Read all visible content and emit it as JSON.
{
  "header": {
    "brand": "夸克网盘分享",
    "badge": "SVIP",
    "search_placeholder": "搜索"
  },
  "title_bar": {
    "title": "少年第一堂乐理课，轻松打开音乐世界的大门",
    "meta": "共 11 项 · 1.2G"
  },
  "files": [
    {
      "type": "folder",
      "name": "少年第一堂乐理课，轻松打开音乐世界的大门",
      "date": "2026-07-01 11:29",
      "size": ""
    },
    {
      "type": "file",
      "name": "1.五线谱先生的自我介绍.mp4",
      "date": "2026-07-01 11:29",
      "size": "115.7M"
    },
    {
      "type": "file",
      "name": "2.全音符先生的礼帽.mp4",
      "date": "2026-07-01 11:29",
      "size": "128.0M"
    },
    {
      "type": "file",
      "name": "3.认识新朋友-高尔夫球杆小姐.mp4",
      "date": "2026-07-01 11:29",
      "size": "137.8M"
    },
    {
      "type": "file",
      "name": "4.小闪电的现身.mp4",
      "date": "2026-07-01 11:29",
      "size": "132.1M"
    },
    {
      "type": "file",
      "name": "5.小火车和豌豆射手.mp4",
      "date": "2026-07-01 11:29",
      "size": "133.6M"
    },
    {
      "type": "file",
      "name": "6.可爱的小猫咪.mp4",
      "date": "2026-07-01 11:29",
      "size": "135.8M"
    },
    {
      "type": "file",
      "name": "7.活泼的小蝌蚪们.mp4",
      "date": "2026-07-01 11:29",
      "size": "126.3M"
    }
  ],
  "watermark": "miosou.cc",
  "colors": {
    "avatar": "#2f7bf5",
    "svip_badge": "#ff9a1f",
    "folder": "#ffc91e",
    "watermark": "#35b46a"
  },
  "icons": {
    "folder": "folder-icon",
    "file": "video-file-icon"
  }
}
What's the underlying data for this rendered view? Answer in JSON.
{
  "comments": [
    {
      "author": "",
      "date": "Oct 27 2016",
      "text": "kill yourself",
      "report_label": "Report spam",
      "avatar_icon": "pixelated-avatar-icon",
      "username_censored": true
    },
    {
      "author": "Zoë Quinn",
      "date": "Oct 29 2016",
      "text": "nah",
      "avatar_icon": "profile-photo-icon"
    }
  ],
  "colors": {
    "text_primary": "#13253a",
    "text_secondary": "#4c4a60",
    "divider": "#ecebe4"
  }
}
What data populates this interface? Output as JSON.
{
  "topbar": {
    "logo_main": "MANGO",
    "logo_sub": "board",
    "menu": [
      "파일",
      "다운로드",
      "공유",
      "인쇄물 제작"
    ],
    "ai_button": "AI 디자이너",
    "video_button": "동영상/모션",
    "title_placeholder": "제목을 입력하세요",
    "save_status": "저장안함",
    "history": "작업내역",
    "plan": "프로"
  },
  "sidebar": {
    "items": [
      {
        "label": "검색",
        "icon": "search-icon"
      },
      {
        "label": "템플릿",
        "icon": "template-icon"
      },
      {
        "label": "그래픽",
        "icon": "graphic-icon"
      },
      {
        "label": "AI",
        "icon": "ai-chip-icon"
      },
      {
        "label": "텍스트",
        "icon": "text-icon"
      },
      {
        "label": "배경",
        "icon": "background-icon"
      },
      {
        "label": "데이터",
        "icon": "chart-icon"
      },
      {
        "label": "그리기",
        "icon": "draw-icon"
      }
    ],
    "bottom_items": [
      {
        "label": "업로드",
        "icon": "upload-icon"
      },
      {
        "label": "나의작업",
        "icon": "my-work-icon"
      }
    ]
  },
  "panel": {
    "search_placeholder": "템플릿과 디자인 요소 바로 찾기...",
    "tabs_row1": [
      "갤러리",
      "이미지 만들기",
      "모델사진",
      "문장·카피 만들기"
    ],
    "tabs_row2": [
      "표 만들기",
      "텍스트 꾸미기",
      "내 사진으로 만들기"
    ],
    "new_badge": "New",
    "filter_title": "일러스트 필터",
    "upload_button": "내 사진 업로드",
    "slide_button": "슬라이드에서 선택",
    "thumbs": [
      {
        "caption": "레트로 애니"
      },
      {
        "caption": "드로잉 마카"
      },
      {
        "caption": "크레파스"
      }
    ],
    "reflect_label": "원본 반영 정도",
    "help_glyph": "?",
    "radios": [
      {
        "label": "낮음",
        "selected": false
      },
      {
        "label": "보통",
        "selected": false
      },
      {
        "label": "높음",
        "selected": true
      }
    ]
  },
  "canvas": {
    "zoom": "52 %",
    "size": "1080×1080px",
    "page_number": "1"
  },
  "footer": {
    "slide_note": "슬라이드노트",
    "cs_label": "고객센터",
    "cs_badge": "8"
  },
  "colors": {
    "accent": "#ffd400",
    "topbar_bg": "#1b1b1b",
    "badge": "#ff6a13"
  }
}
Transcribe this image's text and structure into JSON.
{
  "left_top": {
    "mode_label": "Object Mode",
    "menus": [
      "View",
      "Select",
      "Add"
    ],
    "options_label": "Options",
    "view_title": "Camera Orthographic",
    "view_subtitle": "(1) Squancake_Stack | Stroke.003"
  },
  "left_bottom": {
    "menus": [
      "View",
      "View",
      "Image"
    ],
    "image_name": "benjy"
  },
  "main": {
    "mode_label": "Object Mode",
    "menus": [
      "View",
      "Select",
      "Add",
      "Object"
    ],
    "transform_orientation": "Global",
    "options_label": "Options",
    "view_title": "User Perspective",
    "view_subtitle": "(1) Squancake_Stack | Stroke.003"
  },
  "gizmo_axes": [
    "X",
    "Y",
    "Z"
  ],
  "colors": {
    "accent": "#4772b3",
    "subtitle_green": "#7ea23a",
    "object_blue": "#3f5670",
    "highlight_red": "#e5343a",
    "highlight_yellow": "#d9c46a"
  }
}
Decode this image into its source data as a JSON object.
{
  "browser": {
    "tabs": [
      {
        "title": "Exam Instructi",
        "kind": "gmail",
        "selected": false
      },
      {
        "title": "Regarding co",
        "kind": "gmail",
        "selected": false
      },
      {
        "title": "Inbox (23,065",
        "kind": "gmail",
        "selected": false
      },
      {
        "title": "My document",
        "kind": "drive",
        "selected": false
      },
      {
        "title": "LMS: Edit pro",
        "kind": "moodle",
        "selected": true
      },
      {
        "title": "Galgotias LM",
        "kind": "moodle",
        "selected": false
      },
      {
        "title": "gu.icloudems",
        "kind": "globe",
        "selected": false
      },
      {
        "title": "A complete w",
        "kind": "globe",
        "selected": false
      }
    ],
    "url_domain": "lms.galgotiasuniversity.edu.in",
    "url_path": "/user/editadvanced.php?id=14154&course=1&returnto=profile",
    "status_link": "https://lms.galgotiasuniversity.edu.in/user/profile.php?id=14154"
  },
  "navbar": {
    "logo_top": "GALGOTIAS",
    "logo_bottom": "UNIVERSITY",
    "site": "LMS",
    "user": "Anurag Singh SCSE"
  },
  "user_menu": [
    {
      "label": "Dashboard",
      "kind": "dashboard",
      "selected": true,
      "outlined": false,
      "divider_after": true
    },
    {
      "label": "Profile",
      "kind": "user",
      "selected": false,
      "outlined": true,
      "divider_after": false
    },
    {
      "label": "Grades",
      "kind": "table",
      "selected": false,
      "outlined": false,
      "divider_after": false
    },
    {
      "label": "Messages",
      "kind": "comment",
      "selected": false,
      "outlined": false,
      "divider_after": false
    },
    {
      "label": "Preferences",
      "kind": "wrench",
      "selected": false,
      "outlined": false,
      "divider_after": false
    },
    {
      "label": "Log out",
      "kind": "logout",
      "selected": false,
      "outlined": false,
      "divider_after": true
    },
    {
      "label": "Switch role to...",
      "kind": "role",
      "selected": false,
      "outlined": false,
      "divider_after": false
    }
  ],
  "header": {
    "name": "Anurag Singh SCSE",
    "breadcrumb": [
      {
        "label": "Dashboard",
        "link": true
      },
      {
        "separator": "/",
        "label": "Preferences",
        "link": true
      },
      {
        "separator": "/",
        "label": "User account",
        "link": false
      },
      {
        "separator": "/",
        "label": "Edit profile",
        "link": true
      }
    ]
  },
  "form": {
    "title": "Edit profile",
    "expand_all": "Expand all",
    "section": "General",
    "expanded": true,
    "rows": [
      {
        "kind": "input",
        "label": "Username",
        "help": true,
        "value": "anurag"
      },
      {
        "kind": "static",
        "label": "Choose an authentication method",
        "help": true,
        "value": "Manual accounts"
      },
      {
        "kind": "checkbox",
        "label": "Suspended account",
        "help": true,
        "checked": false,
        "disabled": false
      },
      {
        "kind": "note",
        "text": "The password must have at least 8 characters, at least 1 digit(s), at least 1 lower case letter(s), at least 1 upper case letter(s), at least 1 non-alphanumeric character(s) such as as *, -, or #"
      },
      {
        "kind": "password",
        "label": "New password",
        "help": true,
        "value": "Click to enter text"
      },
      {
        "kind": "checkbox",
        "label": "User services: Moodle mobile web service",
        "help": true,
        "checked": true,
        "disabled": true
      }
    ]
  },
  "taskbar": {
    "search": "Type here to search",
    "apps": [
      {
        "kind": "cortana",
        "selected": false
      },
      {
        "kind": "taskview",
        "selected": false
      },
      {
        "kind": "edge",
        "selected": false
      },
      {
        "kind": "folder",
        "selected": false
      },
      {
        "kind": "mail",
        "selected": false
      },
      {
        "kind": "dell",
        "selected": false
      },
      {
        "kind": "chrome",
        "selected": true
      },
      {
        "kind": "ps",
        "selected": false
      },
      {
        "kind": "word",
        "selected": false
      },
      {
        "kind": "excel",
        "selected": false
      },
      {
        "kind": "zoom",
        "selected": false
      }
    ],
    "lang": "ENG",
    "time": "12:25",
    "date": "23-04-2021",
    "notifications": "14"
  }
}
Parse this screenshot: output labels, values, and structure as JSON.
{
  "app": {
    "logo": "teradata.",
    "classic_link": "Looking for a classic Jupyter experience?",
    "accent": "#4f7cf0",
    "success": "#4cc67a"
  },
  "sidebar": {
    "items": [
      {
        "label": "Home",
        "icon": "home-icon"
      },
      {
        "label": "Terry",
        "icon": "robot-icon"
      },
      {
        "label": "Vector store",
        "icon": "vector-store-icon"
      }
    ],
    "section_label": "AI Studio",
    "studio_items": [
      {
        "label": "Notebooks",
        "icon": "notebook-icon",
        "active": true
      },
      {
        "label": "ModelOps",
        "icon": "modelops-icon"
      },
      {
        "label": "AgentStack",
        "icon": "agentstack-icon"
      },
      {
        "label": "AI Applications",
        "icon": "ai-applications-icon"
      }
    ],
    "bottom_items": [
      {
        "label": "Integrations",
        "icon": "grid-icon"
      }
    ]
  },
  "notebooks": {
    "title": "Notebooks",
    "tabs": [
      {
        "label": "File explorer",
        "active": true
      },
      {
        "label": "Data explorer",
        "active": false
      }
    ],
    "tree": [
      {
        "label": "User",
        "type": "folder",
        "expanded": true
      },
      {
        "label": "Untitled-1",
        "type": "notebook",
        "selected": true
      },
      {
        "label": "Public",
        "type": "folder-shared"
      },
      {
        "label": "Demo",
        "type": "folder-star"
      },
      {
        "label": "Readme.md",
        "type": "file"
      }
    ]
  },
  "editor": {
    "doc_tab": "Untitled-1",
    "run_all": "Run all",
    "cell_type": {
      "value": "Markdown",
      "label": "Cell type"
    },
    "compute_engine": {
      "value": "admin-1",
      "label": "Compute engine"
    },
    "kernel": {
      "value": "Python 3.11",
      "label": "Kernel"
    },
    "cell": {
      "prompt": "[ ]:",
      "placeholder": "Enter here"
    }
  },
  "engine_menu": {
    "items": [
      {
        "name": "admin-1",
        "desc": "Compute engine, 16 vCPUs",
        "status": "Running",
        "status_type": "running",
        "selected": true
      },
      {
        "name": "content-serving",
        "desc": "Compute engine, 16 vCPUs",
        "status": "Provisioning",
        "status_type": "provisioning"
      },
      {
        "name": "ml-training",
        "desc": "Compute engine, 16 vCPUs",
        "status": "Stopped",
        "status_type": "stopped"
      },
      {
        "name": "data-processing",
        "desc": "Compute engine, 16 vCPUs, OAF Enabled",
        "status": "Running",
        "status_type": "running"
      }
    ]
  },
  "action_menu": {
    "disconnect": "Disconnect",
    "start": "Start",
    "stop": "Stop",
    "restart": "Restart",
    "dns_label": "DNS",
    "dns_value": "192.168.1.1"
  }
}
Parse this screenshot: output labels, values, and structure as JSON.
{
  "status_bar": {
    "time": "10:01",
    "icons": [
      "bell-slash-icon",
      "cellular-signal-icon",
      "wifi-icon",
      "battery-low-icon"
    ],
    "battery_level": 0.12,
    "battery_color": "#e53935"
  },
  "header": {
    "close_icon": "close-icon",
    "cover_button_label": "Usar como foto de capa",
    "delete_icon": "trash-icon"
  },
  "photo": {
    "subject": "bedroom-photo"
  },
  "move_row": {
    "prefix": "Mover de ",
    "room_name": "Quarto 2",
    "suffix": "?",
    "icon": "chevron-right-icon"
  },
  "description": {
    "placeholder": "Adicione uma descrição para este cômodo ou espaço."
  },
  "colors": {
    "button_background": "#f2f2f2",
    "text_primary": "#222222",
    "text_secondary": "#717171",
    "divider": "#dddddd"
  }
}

◇ ◇ ◇ ◇ ◇

→ Given problem
Extract every line of the records above that contains the word "What".

→ Task solution
What's the underlying data for this rendered view? Answer in JSON.
What data populates this interface? Output as JSON.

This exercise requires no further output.